**WHAT YOU WILL DO**. Pictures do not belong in the copy; quote every entry below exactly.

**EXERCISE INPUT**.

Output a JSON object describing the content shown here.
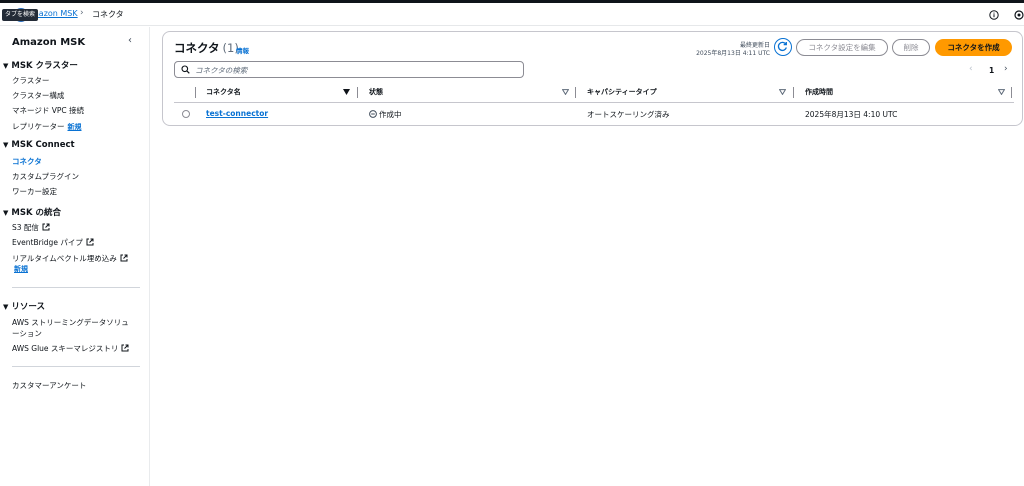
{
  "header": {
    "tooltip": "タブを検索",
    "breadcrumb_link": "mazon MSK",
    "breadcrumb_current": "コネクタ"
  },
  "sidebar": {
    "title": "Amazon MSK",
    "sections": {
      "cluster": {
        "label": "MSK クラスター",
        "items": [
          "クラスター",
          "クラスター構成",
          "マネージド VPC 接続",
          "レプリケーター"
        ],
        "new_badge": "新規"
      },
      "connect": {
        "label": "MSK Connect",
        "items": [
          "コネクタ",
          "カスタムプラグイン",
          "ワーカー設定"
        ]
      },
      "integration": {
        "label": "MSK の統合",
        "items": [
          "S3 配信",
          "EventBridge パイプ",
          "リアルタイムベクトル埋め込み"
        ],
        "new_badge": "新規"
      },
      "resources": {
        "label": "リソース",
        "items": [
          "AWS ストリーミングデータソリュ",
          "ーション",
          "AWS Glue スキーマレジストリ"
        ]
      }
    },
    "survey": "カスタマーアンケート"
  },
  "main": {
    "title": "コネクタ",
    "count": "(1)",
    "info_link": "情報",
    "updated_label": "最終更新日",
    "updated_time": "2025年8月13日 4:11 UTC",
    "edit_button": "コネクタ設定を編集",
    "delete_button": "削除",
    "create_button": "コネクタを作成",
    "search_placeholder": "コネクタの検索",
    "page_number": "1",
    "columns": [
      "コネクタ名",
      "状態",
      "キャパシティータイプ",
      "作成時間"
    ],
    "row": {
      "name": "test-connector",
      "status": "作成中",
      "capacity": "オートスケーリング済み",
      "created": "2025年8月13日 4:10 UTC"
    }
  },
  "colors": {
    "accent": "#0972d3",
    "primary_button": "#ff9900",
    "border": "#c6c6cd"
  }
}
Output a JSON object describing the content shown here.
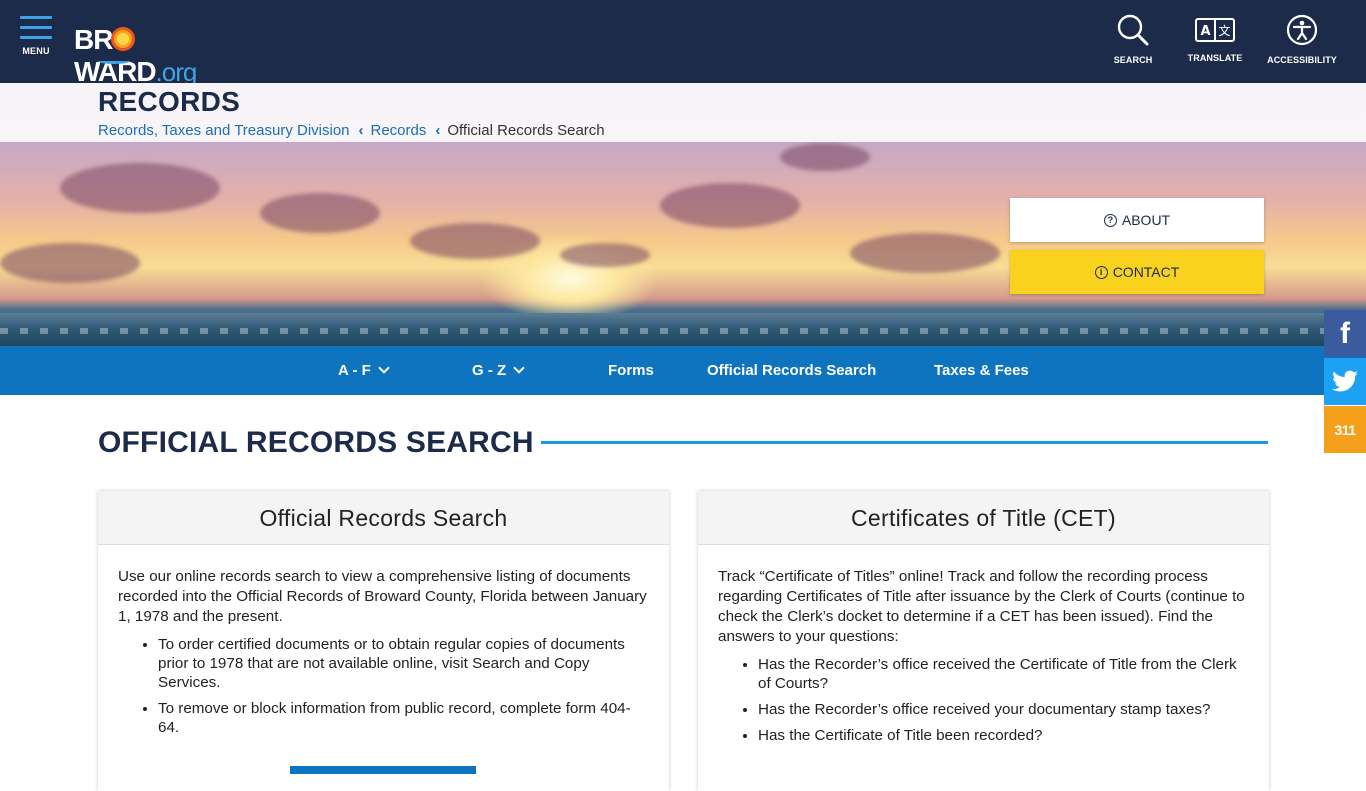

**OUTPUT OF THE TASK**.
Output a JSON object describing the content shown here.
{
  "header": {
    "tooltip": "タブを検索",
    "breadcrumb_link": "mazon MSK",
    "breadcrumb_current": "コネクタ"
  },
  "sidebar": {
    "title": "Amazon MSK",
    "sections": {
      "cluster": {
        "label": "MSK クラスター",
        "items": [
          "クラスター",
          "クラスター構成",
          "マネージド VPC 接続",
          "レプリケーター"
        ],
        "new_badge": "新規"
      },
      "connect": {
        "label": "MSK Connect",
        "items": [
          "コネクタ",
          "カスタムプラグイン",
          "ワーカー設定"
        ]
      },
      "integration": {
        "label": "MSK の統合",
        "items": [
          "S3 配信",
          "EventBridge パイプ",
          "リアルタイムベクトル埋め込み"
        ],
        "new_badge": "新規"
      },
      "resources": {
        "label": "リソース",
        "items": [
          "AWS ストリーミングデータソリュ",
          "ーション",
          "AWS Glue スキーマレジストリ"
        ]
      }
    },
    "survey": "カスタマーアンケート"
  },
  "main": {
    "title": "コネクタ",
    "count": "(1)",
    "info_link": "情報",
    "updated_label": "最終更新日",
    "updated_time": "2025年8月13日 4:11 UTC",
    "edit_button": "コネクタ設定を編集",
    "delete_button": "削除",
    "create_button": "コネクタを作成",
    "search_placeholder": "コネクタの検索",
    "page_number": "1",
    "columns": [
      "コネクタ名",
      "状態",
      "キャパシティータイプ",
      "作成時間"
    ],
    "row": {
      "name": "test-connector",
      "status": "作成中",
      "capacity": "オートスケーリング済み",
      "created": "2025年8月13日 4:10 UTC"
    }
  },
  "colors": {
    "accent": "#0972d3",
    "primary_button": "#ff9900",
    "border": "#c6c6cd"
  }
}
Output a JSON object describing the content shown here.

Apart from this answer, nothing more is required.